## BEGIN SOURCE MATERIAL

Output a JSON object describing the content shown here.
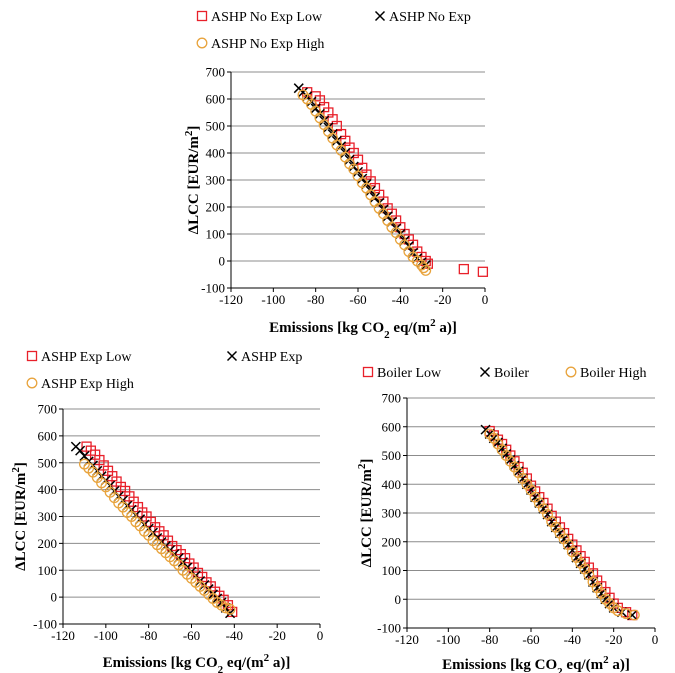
{
  "chart_data": [
    {
      "type": "scatter",
      "xlim": [
        -120,
        0
      ],
      "ylim": [
        -100,
        700
      ],
      "x_ticks": [
        "-120",
        "-100",
        "-80",
        "-60",
        "-40",
        "-20",
        "0"
      ],
      "y_ticks": [
        "-100",
        "0",
        "100",
        "200",
        "300",
        "400",
        "500",
        "600",
        "700"
      ],
      "xlabel_parts": [
        "Emissions [kg CO",
        "2",
        " eq/(m",
        "2",
        " a)]"
      ],
      "ylabel_parts": [
        "ΔLCC [EUR/m",
        "2",
        "]"
      ],
      "grid": "horizontal",
      "legend_position": "top",
      "series": [
        {
          "name": "ASHP No Exp Low",
          "marker": "square",
          "color": "#e8202a",
          "x": [
            -84,
            -80,
            -78,
            -76,
            -74,
            -72,
            -70,
            -68,
            -66,
            -64,
            -62,
            -60,
            -58,
            -56,
            -54,
            -52,
            -50,
            -48,
            -46,
            -44,
            -42,
            -40,
            -38,
            -36,
            -34,
            -32,
            -30,
            -28,
            -27,
            -10,
            -1
          ],
          "y": [
            625,
            610,
            595,
            570,
            550,
            525,
            500,
            470,
            445,
            420,
            400,
            375,
            345,
            320,
            295,
            270,
            245,
            220,
            195,
            175,
            150,
            125,
            100,
            80,
            60,
            35,
            15,
            0,
            -10,
            -30,
            -40
          ]
        },
        {
          "name": "ASHP No Exp",
          "marker": "x",
          "color": "#000000",
          "x": [
            -88,
            -86,
            -84,
            -82,
            -80,
            -78,
            -76,
            -74,
            -72,
            -70,
            -68,
            -66,
            -64,
            -62,
            -60,
            -58,
            -56,
            -54,
            -52,
            -50,
            -48,
            -46,
            -44,
            -42,
            -40,
            -38,
            -36,
            -34,
            -32,
            -30,
            -28
          ],
          "y": [
            640,
            625,
            610,
            590,
            565,
            545,
            520,
            495,
            470,
            445,
            425,
            400,
            375,
            350,
            330,
            305,
            285,
            260,
            235,
            215,
            190,
            165,
            145,
            120,
            100,
            75,
            55,
            30,
            10,
            -5,
            -15
          ]
        },
        {
          "name": "ASHP No Exp High",
          "marker": "circle",
          "color": "#e8a33c",
          "x": [
            -86,
            -84,
            -82,
            -80,
            -78,
            -76,
            -74,
            -72,
            -70,
            -68,
            -66,
            -64,
            -62,
            -60,
            -58,
            -56,
            -54,
            -52,
            -50,
            -48,
            -46,
            -44,
            -42,
            -40,
            -38,
            -36,
            -34,
            -32,
            -30,
            -29,
            -28
          ],
          "y": [
            615,
            600,
            580,
            555,
            530,
            505,
            480,
            455,
            430,
            410,
            385,
            360,
            340,
            315,
            290,
            270,
            245,
            220,
            195,
            175,
            150,
            125,
            105,
            80,
            60,
            35,
            15,
            0,
            -15,
            -25,
            -35
          ]
        }
      ]
    },
    {
      "type": "scatter",
      "xlim": [
        -120,
        0
      ],
      "ylim": [
        -100,
        700
      ],
      "x_ticks": [
        "-120",
        "-100",
        "-80",
        "-60",
        "-40",
        "-20",
        "0"
      ],
      "y_ticks": [
        "-100",
        "0",
        "100",
        "200",
        "300",
        "400",
        "500",
        "600",
        "700"
      ],
      "xlabel_parts": [
        "Emissions [kg CO",
        "2",
        " eq/(m",
        "2",
        " a)]"
      ],
      "ylabel_parts": [
        "ΔLCC [EUR/m",
        "2",
        "]"
      ],
      "grid": "horizontal",
      "legend_position": "top",
      "series": [
        {
          "name": "ASHP Exp Low",
          "marker": "square",
          "color": "#e8202a",
          "x": [
            -109,
            -107,
            -105,
            -103,
            -101,
            -99,
            -97,
            -95,
            -93,
            -91,
            -89,
            -87,
            -85,
            -83,
            -81,
            -79,
            -77,
            -75,
            -73,
            -71,
            -69,
            -67,
            -65,
            -63,
            -61,
            -59,
            -57,
            -55,
            -53,
            -51,
            -49,
            -47,
            -45,
            -43,
            -41
          ],
          "y": [
            560,
            545,
            530,
            510,
            490,
            470,
            450,
            430,
            410,
            395,
            375,
            355,
            335,
            315,
            300,
            280,
            260,
            245,
            230,
            210,
            190,
            175,
            160,
            145,
            125,
            110,
            90,
            75,
            55,
            40,
            20,
            5,
            -10,
            -30,
            -55
          ]
        },
        {
          "name": "ASHP Exp",
          "marker": "x",
          "color": "#000000",
          "x": [
            -114,
            -112,
            -110,
            -108,
            -106,
            -104,
            -102,
            -100,
            -98,
            -96,
            -94,
            -92,
            -90,
            -88,
            -86,
            -84,
            -82,
            -80,
            -78,
            -76,
            -74,
            -72,
            -70,
            -68,
            -66,
            -64,
            -62,
            -60,
            -58,
            -56,
            -54,
            -52,
            -50,
            -48,
            -46,
            -44,
            -42
          ],
          "y": [
            560,
            545,
            525,
            505,
            490,
            470,
            450,
            435,
            415,
            395,
            375,
            360,
            340,
            325,
            305,
            290,
            270,
            255,
            240,
            220,
            205,
            190,
            175,
            160,
            145,
            130,
            110,
            95,
            80,
            60,
            45,
            30,
            10,
            -5,
            -20,
            -40,
            -60
          ]
        },
        {
          "name": "ASHP Exp High",
          "marker": "circle",
          "color": "#e8a33c",
          "x": [
            -110,
            -108,
            -106,
            -104,
            -102,
            -100,
            -98,
            -96,
            -94,
            -92,
            -90,
            -88,
            -86,
            -84,
            -82,
            -80,
            -78,
            -76,
            -74,
            -72,
            -70,
            -68,
            -66,
            -64,
            -62,
            -60,
            -58,
            -56,
            -54,
            -52,
            -50,
            -48,
            -46,
            -44,
            -42
          ],
          "y": [
            495,
            480,
            465,
            445,
            425,
            410,
            390,
            370,
            350,
            335,
            315,
            300,
            280,
            265,
            245,
            230,
            210,
            195,
            180,
            165,
            150,
            135,
            120,
            100,
            85,
            70,
            55,
            40,
            25,
            10,
            -5,
            -20,
            -30,
            -40,
            -45
          ]
        }
      ]
    },
    {
      "type": "scatter",
      "xlim": [
        -120,
        0
      ],
      "ylim": [
        -100,
        700
      ],
      "x_ticks": [
        "-120",
        "-100",
        "-80",
        "-60",
        "-40",
        "-20",
        "0"
      ],
      "y_ticks": [
        "-100",
        "0",
        "100",
        "200",
        "300",
        "400",
        "500",
        "600",
        "700"
      ],
      "xlabel_parts": [
        "Emissions [kg CO",
        "2",
        " eq/(m",
        "2",
        " a)]"
      ],
      "ylabel_parts": [
        "ΔLCC [EUR/m",
        "2",
        "]"
      ],
      "grid": "horizontal",
      "legend_position": "top",
      "series": [
        {
          "name": "Boiler Low",
          "marker": "square",
          "color": "#e8202a",
          "x": [
            -80,
            -78,
            -76,
            -74,
            -72,
            -70,
            -68,
            -66,
            -64,
            -62,
            -60,
            -58,
            -56,
            -54,
            -52,
            -50,
            -48,
            -46,
            -44,
            -42,
            -40,
            -38,
            -36,
            -34,
            -32,
            -30,
            -28,
            -26,
            -24,
            -22,
            -20,
            -18,
            -14,
            -11
          ],
          "y": [
            585,
            570,
            555,
            540,
            520,
            500,
            480,
            460,
            440,
            420,
            395,
            375,
            355,
            335,
            315,
            290,
            270,
            250,
            230,
            210,
            190,
            170,
            150,
            130,
            110,
            90,
            65,
            45,
            25,
            5,
            -15,
            -30,
            -45,
            -55
          ]
        },
        {
          "name": "Boiler",
          "marker": "x",
          "color": "#000000",
          "x": [
            -82,
            -80,
            -78,
            -76,
            -74,
            -72,
            -70,
            -68,
            -66,
            -64,
            -62,
            -60,
            -58,
            -56,
            -54,
            -52,
            -50,
            -48,
            -46,
            -44,
            -42,
            -40,
            -38,
            -36,
            -34,
            -32,
            -30,
            -28,
            -26,
            -24,
            -22,
            -20,
            -16,
            -11
          ],
          "y": [
            590,
            575,
            560,
            545,
            525,
            505,
            485,
            465,
            445,
            420,
            400,
            380,
            355,
            335,
            315,
            295,
            270,
            250,
            230,
            210,
            190,
            170,
            145,
            125,
            105,
            85,
            60,
            40,
            20,
            0,
            -15,
            -30,
            -45,
            -55
          ]
        },
        {
          "name": "Boiler High",
          "marker": "circle",
          "color": "#e8a33c",
          "x": [
            -80,
            -78,
            -76,
            -74,
            -72,
            -70,
            -68,
            -66,
            -64,
            -62,
            -60,
            -58,
            -56,
            -54,
            -52,
            -50,
            -48,
            -46,
            -44,
            -42,
            -40,
            -38,
            -36,
            -34,
            -32,
            -30,
            -28,
            -26,
            -24,
            -22,
            -20,
            -18,
            -14,
            -10
          ],
          "y": [
            575,
            560,
            540,
            520,
            500,
            480,
            460,
            440,
            420,
            400,
            380,
            355,
            335,
            315,
            295,
            270,
            250,
            230,
            210,
            190,
            165,
            145,
            125,
            105,
            85,
            60,
            40,
            20,
            0,
            -15,
            -30,
            -40,
            -50,
            -55
          ]
        }
      ]
    }
  ]
}
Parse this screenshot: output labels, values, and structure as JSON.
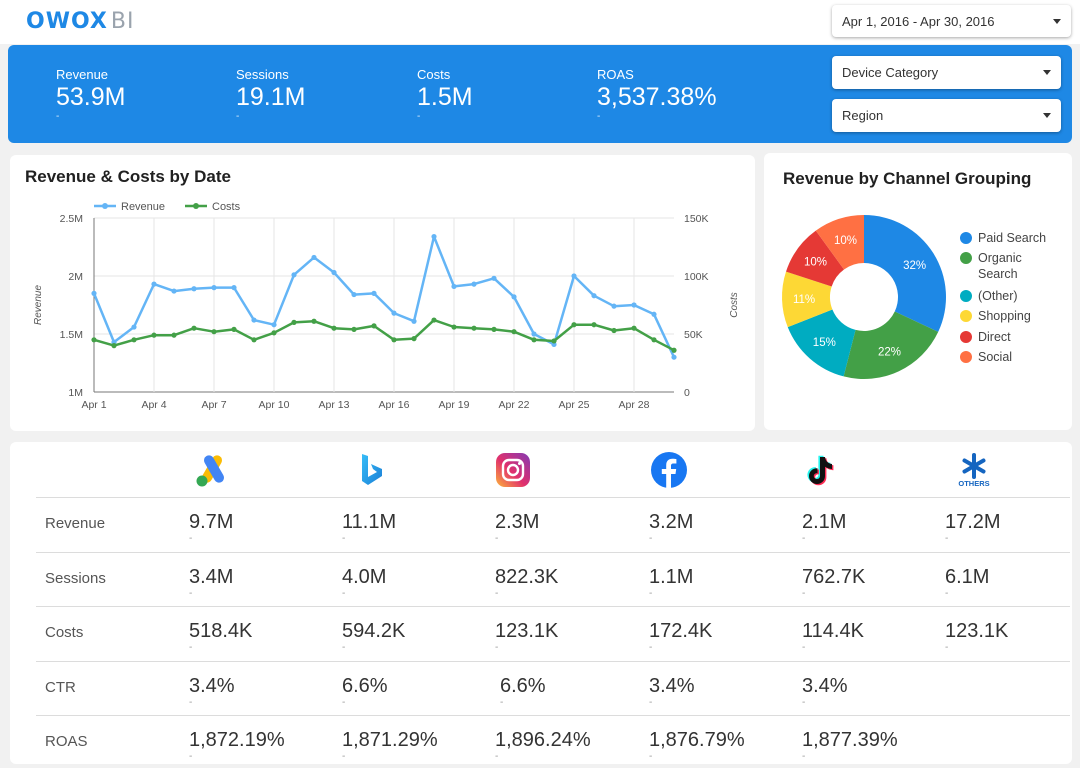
{
  "brand": {
    "name": "OWOX",
    "suffix": "BI"
  },
  "filters": {
    "date_range": "Apr 1, 2016 - Apr 30, 2016",
    "device_category": "Device Category",
    "region": "Region"
  },
  "kpis": [
    {
      "label": "Revenue",
      "value": "53.9M",
      "sub": "-"
    },
    {
      "label": "Sessions",
      "value": "19.1M",
      "sub": "-"
    },
    {
      "label": "Costs",
      "value": "1.5M",
      "sub": "-"
    },
    {
      "label": "ROAS",
      "value": "3,537.38%",
      "sub": "-"
    }
  ],
  "line_chart": {
    "title": "Revenue & Costs by Date",
    "chart_data": {
      "type": "line",
      "x": [
        "Apr 1",
        "Apr 2",
        "Apr 3",
        "Apr 4",
        "Apr 5",
        "Apr 6",
        "Apr 7",
        "Apr 8",
        "Apr 9",
        "Apr 10",
        "Apr 11",
        "Apr 12",
        "Apr 13",
        "Apr 14",
        "Apr 15",
        "Apr 16",
        "Apr 17",
        "Apr 18",
        "Apr 19",
        "Apr 20",
        "Apr 21",
        "Apr 22",
        "Apr 23",
        "Apr 24",
        "Apr 25",
        "Apr 26",
        "Apr 27",
        "Apr 28",
        "Apr 29",
        "Apr 30"
      ],
      "x_tick_labels": [
        "Apr 1",
        "Apr 4",
        "Apr 7",
        "Apr 10",
        "Apr 13",
        "Apr 16",
        "Apr 19",
        "Apr 22",
        "Apr 25",
        "Apr 28"
      ],
      "series": [
        {
          "name": "Revenue",
          "axis": "left",
          "color": "#64b5f6",
          "values": [
            1850000,
            1430000,
            1560000,
            1930000,
            1870000,
            1890000,
            1900000,
            1900000,
            1620000,
            1580000,
            2010000,
            2160000,
            2030000,
            1840000,
            1850000,
            1680000,
            1610000,
            2340000,
            1910000,
            1930000,
            1980000,
            1820000,
            1500000,
            1410000,
            2000000,
            1830000,
            1740000,
            1750000,
            1670000,
            1300000
          ]
        },
        {
          "name": "Costs",
          "axis": "right",
          "color": "#43a047",
          "values": [
            45000,
            40000,
            45000,
            49000,
            49000,
            55000,
            52000,
            54000,
            45000,
            51000,
            60000,
            61000,
            55000,
            54000,
            57000,
            45000,
            46000,
            62000,
            56000,
            55000,
            54000,
            52000,
            45000,
            44000,
            58000,
            58000,
            53000,
            55000,
            45000,
            36000
          ]
        }
      ],
      "y_left": {
        "label": "Revenue",
        "range": [
          1000000,
          2500000
        ],
        "ticks": [
          1000000,
          1500000,
          2000000,
          2500000
        ],
        "tick_labels": [
          "1M",
          "1.5M",
          "2M",
          "2.5M"
        ]
      },
      "y_right": {
        "label": "Costs",
        "range": [
          0,
          150000
        ],
        "ticks": [
          0,
          50000,
          100000,
          150000
        ],
        "tick_labels": [
          "0",
          "50K",
          "100K",
          "150K"
        ]
      },
      "grid": true,
      "legend": "top-left"
    }
  },
  "pie_chart": {
    "title": "Revenue by Channel Grouping",
    "chart_data": {
      "type": "pie",
      "donut": true,
      "slices": [
        {
          "name": "Paid Search",
          "value": 32,
          "label": "32%",
          "color": "#1e88e5"
        },
        {
          "name": "Organic Search",
          "value": 22,
          "label": "22%",
          "color": "#43a047"
        },
        {
          "name": "(Other)",
          "value": 15,
          "label": "15%",
          "color": "#00acc1"
        },
        {
          "name": "Shopping",
          "value": 11,
          "label": "11%",
          "color": "#fdd835"
        },
        {
          "name": "Direct",
          "value": 10,
          "label": "10%",
          "color": "#e53935"
        },
        {
          "name": "Social",
          "value": 10,
          "label": "10%",
          "color": "#ff7043"
        }
      ],
      "legend": "right"
    }
  },
  "channel_table": {
    "channels": [
      {
        "icon": "google-ads-icon",
        "name": "Google Ads"
      },
      {
        "icon": "bing-icon",
        "name": "Bing"
      },
      {
        "icon": "instagram-icon",
        "name": "Instagram"
      },
      {
        "icon": "facebook-icon",
        "name": "Facebook"
      },
      {
        "icon": "tiktok-icon",
        "name": "TikTok"
      },
      {
        "icon": "others-icon",
        "name": "Others",
        "text": "OTHERS"
      }
    ],
    "rows": [
      {
        "label": "Revenue",
        "values": [
          "9.7M",
          "11.1M",
          "2.3M",
          "3.2M",
          "2.1M",
          "17.2M"
        ],
        "subs": [
          "-",
          "-",
          "-",
          "-",
          "-",
          "-"
        ]
      },
      {
        "label": "Sessions",
        "values": [
          "3.4M",
          "4.0M",
          "822.3K",
          "1.1M",
          "762.7K",
          "6.1M"
        ],
        "subs": [
          "-",
          "-",
          "-",
          "-",
          "-",
          "-"
        ]
      },
      {
        "label": "Costs",
        "values": [
          "518.4K",
          "594.2K",
          "123.1K",
          "172.4K",
          "114.4K",
          "123.1K"
        ],
        "subs": [
          "-",
          "-",
          "-",
          "-",
          "-",
          "-"
        ]
      },
      {
        "label": "CTR",
        "values": [
          "3.4%",
          "6.6%",
          "6.6%",
          "3.4%",
          "3.4%",
          ""
        ],
        "subs": [
          "-",
          "-",
          "-",
          "-",
          "-",
          ""
        ]
      },
      {
        "label": "ROAS",
        "values": [
          "1,872.19%",
          "1,871.29%",
          "1,896.24%",
          "1,876.79%",
          "1,877.39%",
          ""
        ],
        "subs": [
          "-",
          "-",
          "-",
          "-",
          "-",
          ""
        ]
      }
    ]
  }
}
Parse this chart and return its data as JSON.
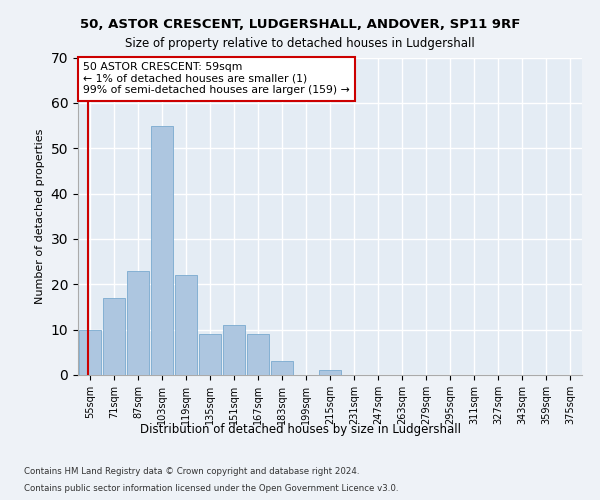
{
  "title1": "50, ASTOR CRESCENT, LUDGERSHALL, ANDOVER, SP11 9RF",
  "title2": "Size of property relative to detached houses in Ludgershall",
  "xlabel": "Distribution of detached houses by size in Ludgershall",
  "ylabel": "Number of detached properties",
  "bar_color": "#adc6e0",
  "bar_edge_color": "#7aaacf",
  "categories": [
    "55sqm",
    "71sqm",
    "87sqm",
    "103sqm",
    "119sqm",
    "135sqm",
    "151sqm",
    "167sqm",
    "183sqm",
    "199sqm",
    "215sqm",
    "231sqm",
    "247sqm",
    "263sqm",
    "279sqm",
    "295sqm",
    "311sqm",
    "327sqm",
    "343sqm",
    "359sqm",
    "375sqm"
  ],
  "values": [
    10,
    17,
    23,
    55,
    22,
    9,
    11,
    9,
    3,
    0,
    1,
    0,
    0,
    0,
    0,
    0,
    0,
    0,
    0,
    0,
    0
  ],
  "annotation_text": "50 ASTOR CRESCENT: 59sqm\n← 1% of detached houses are smaller (1)\n99% of semi-detached houses are larger (159) →",
  "ylim": [
    0,
    70
  ],
  "yticks": [
    0,
    10,
    20,
    30,
    40,
    50,
    60,
    70
  ],
  "footer1": "Contains HM Land Registry data © Crown copyright and database right 2024.",
  "footer2": "Contains public sector information licensed under the Open Government Licence v3.0.",
  "bg_color": "#eef2f7",
  "plot_bg_color": "#e4ecf4",
  "grid_color": "#ffffff",
  "annotation_box_color": "#ffffff",
  "annotation_box_edge": "#cc0000",
  "marker_line_color": "#cc0000"
}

## END SOURCE MATERIAL

** GOAL **
Take each line containing the string "this" and copy it out.

** SOLVED PROBLEM **
Parse this screenshot: output labels, values, and structure as JSON.
Parse this chart and return its data as JSON.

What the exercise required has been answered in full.